JOB: Sift the listing for lines that hold the string "ПОЛИТИКА" and pull them out.

TASK INPUT:
##############################
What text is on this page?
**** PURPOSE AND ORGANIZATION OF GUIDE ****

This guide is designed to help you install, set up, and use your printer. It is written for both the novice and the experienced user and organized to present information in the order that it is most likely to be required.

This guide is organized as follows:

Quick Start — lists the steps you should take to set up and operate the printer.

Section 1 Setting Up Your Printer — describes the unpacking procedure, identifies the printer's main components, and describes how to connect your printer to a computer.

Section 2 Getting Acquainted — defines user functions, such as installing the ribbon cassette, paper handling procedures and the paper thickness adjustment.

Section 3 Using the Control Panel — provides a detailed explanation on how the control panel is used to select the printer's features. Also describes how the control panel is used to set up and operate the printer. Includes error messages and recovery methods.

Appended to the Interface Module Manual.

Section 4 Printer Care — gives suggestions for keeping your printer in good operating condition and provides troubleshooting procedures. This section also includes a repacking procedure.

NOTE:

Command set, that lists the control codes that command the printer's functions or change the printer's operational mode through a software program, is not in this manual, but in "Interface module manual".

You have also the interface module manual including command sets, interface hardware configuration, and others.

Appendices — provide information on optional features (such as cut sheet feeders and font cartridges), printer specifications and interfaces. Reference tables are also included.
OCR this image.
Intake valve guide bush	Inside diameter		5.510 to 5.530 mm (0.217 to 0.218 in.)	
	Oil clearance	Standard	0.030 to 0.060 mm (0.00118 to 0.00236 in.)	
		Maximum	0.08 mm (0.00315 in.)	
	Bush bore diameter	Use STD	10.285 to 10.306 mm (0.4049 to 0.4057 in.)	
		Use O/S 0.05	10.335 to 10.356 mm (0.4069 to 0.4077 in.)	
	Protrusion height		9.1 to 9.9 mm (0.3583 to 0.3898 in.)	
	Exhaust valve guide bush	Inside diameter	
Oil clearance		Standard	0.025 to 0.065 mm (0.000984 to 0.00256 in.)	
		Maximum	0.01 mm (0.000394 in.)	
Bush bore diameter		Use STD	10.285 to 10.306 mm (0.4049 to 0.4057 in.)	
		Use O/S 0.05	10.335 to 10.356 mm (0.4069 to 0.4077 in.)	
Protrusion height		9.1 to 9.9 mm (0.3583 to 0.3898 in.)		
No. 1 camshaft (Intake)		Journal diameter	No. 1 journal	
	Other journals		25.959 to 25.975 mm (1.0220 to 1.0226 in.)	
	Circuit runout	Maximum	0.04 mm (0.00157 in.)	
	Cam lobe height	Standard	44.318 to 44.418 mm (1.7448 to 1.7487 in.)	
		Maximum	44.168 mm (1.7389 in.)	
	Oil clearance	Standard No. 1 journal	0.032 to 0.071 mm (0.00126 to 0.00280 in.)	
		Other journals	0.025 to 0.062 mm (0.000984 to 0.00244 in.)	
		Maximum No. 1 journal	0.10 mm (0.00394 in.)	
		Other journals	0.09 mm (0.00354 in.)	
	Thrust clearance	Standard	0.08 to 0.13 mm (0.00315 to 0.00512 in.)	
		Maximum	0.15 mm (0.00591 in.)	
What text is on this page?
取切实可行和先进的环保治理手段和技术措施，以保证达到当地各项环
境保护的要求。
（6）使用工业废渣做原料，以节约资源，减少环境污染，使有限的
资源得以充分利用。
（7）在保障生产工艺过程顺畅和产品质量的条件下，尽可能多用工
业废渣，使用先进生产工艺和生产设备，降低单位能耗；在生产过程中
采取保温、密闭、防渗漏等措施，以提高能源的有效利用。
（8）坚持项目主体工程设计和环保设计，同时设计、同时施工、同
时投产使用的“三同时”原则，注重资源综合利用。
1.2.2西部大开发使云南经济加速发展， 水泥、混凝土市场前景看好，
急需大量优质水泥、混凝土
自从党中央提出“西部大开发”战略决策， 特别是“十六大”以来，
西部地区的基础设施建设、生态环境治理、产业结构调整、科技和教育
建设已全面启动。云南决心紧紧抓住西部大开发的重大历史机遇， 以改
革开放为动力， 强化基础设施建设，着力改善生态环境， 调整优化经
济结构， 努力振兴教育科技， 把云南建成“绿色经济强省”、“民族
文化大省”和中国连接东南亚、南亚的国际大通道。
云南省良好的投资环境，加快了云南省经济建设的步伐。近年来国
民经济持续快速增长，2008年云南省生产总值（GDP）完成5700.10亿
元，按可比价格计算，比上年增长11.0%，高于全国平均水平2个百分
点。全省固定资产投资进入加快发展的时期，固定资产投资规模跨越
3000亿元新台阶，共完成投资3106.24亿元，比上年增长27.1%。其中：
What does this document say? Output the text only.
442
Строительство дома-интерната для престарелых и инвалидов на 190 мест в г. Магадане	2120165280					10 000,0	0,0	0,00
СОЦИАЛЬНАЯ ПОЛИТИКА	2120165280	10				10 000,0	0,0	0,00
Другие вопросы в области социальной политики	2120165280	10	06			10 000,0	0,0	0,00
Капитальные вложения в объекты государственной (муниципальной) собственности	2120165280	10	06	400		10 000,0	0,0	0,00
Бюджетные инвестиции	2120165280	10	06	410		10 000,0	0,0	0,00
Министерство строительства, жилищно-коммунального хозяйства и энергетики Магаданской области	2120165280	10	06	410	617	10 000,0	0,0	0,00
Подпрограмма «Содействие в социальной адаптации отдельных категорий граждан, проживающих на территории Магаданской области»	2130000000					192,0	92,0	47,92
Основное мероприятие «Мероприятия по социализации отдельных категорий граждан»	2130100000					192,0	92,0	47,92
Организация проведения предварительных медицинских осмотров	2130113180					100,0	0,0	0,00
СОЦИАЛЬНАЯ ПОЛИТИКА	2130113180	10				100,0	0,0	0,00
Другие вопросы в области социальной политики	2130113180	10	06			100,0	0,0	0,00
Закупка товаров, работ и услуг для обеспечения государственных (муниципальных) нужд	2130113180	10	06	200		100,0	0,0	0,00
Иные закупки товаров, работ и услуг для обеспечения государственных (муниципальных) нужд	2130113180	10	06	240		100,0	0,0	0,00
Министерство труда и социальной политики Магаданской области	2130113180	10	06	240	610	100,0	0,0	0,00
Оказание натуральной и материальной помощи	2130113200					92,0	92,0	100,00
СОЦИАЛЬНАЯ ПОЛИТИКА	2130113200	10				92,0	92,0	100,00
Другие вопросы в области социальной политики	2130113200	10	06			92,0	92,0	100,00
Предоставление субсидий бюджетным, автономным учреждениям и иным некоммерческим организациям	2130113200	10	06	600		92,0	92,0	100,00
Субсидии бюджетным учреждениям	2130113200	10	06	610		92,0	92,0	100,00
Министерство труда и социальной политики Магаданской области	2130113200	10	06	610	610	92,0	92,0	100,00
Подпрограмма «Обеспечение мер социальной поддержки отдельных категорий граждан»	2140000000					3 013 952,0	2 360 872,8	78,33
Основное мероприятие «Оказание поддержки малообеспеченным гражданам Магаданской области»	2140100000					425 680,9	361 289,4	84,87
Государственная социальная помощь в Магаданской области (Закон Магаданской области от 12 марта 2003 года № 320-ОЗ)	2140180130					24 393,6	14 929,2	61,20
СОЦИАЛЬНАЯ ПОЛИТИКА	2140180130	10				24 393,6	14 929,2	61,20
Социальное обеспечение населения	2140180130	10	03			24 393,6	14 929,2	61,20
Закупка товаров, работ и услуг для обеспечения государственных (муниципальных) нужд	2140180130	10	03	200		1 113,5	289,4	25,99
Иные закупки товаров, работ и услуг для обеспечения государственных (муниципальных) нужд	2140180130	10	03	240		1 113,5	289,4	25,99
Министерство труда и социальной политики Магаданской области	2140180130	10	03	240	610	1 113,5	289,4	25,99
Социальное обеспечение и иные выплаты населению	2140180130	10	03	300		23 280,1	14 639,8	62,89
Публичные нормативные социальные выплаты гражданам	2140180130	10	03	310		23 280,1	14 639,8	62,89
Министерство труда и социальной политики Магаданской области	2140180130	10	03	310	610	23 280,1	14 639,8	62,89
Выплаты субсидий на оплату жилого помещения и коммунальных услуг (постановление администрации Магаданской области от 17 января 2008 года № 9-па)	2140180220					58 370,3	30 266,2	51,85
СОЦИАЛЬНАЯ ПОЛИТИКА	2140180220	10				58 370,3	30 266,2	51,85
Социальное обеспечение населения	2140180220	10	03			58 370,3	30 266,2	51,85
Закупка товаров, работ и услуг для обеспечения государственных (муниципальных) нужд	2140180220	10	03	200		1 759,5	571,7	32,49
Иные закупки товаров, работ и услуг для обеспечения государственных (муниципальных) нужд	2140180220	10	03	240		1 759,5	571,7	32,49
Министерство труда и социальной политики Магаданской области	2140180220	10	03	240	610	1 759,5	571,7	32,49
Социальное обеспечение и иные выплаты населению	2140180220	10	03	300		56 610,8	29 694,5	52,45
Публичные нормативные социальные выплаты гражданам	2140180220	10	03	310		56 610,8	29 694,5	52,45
##############################
RESPONSE TO THIS TASK:
СОЦИАЛЬНАЯ ПОЛИТИКА	2120165280	10				10 000,0	0,0	0,00
СОЦИАЛЬНАЯ ПОЛИТИКА	2130113180	10				100,0	0,0	0,00
СОЦИАЛЬНАЯ ПОЛИТИКА	2130113200	10				92,0	92,0	100,00
СОЦИАЛЬНАЯ ПОЛИТИКА	2140180130	10				24 393,6	14 929,2	61,20
СОЦИАЛЬНАЯ ПОЛИТИКА	2140180220	10				58 370,3	30 266,2	51,85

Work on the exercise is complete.